» **Records supplied**
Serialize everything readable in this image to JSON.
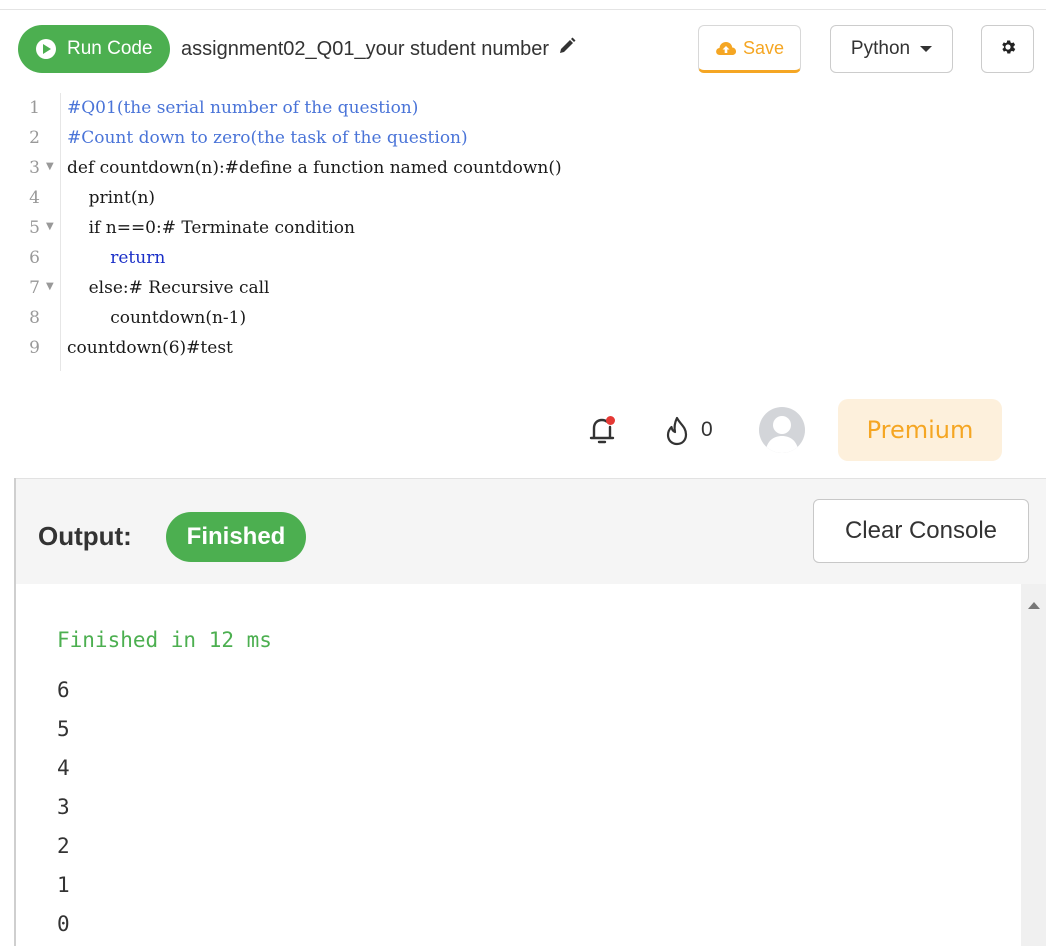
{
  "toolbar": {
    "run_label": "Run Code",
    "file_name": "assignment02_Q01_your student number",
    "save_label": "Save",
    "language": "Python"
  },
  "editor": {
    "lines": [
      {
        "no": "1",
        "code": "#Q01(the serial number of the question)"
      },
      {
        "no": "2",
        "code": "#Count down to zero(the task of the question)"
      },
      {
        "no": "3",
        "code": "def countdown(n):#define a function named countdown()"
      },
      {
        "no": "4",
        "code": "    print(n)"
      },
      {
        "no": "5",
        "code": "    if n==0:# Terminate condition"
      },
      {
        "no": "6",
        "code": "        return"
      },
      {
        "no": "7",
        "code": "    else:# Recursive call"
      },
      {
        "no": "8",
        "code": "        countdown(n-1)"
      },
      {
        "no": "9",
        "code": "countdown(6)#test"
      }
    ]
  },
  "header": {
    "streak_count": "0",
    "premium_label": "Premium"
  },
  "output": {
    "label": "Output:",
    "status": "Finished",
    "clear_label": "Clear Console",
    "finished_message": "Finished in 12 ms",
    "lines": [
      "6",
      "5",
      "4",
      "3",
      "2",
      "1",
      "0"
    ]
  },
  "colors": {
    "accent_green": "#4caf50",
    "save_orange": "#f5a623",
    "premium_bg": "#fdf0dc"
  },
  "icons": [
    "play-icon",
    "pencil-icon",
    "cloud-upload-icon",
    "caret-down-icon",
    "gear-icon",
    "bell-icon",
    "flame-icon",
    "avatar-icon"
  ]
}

* * *

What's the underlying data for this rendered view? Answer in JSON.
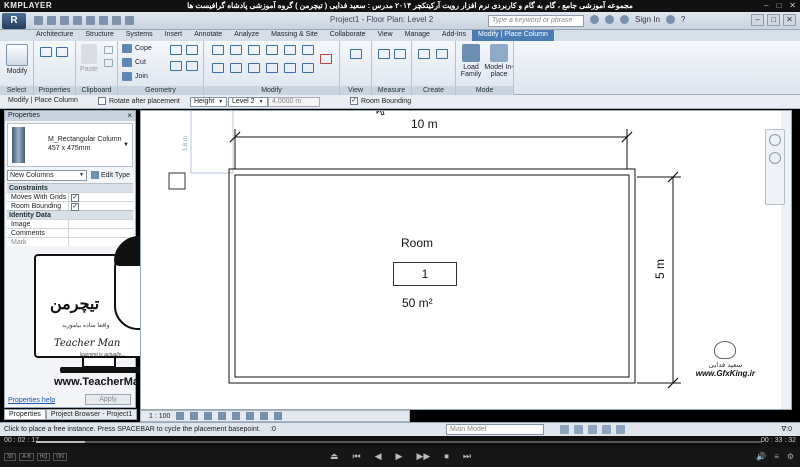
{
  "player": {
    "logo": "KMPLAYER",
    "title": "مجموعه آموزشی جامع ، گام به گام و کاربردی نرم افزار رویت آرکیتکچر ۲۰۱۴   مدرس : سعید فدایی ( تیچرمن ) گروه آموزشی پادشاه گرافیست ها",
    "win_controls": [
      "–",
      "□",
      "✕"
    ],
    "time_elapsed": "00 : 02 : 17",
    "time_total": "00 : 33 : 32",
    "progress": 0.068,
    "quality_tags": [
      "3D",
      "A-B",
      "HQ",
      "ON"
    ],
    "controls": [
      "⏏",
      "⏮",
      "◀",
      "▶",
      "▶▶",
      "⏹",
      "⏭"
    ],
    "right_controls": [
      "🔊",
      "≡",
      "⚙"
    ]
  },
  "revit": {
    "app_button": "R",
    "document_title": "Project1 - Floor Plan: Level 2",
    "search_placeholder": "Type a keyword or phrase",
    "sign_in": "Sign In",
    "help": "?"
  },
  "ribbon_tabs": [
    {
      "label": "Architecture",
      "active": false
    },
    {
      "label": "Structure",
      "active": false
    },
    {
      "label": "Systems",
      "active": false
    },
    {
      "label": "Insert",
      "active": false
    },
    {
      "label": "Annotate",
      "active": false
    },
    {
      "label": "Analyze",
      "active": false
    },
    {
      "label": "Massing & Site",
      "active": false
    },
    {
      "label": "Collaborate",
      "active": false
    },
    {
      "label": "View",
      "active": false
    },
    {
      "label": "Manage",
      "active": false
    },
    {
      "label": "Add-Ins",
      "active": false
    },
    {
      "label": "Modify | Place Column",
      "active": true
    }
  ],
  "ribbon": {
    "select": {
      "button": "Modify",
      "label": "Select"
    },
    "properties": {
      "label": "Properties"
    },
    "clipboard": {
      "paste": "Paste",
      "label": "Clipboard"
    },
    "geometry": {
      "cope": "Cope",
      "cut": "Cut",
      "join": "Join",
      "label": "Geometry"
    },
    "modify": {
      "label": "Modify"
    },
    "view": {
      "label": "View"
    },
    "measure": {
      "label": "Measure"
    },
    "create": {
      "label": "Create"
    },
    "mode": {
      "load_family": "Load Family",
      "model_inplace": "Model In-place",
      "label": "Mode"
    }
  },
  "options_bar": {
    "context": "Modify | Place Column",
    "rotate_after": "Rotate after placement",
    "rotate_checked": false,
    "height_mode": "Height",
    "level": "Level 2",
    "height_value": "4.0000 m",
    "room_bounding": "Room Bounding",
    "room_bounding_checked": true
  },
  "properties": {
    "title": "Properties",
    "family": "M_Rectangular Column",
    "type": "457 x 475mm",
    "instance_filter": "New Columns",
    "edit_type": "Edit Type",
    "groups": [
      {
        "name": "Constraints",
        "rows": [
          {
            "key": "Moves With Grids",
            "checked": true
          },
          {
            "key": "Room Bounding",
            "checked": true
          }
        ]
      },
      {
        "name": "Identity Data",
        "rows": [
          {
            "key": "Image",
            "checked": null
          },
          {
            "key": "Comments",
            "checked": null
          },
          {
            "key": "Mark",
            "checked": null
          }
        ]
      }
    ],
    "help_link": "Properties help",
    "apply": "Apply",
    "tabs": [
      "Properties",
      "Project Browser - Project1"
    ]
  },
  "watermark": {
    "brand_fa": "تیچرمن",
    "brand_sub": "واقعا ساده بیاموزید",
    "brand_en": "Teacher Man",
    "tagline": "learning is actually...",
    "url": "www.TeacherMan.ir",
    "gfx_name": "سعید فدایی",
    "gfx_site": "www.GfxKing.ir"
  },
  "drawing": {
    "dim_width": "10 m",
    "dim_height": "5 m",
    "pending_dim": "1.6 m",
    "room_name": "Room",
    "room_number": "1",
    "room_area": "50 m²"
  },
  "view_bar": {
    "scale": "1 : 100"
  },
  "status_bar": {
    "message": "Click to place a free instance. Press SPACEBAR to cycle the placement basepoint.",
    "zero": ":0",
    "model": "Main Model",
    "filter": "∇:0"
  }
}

» **Task prompt**
Pick out the lines above containing the word "Finished", then copy them.

» **Result for this task**
    "status": "Finished",
    "finished_message": "Finished in 12 ms",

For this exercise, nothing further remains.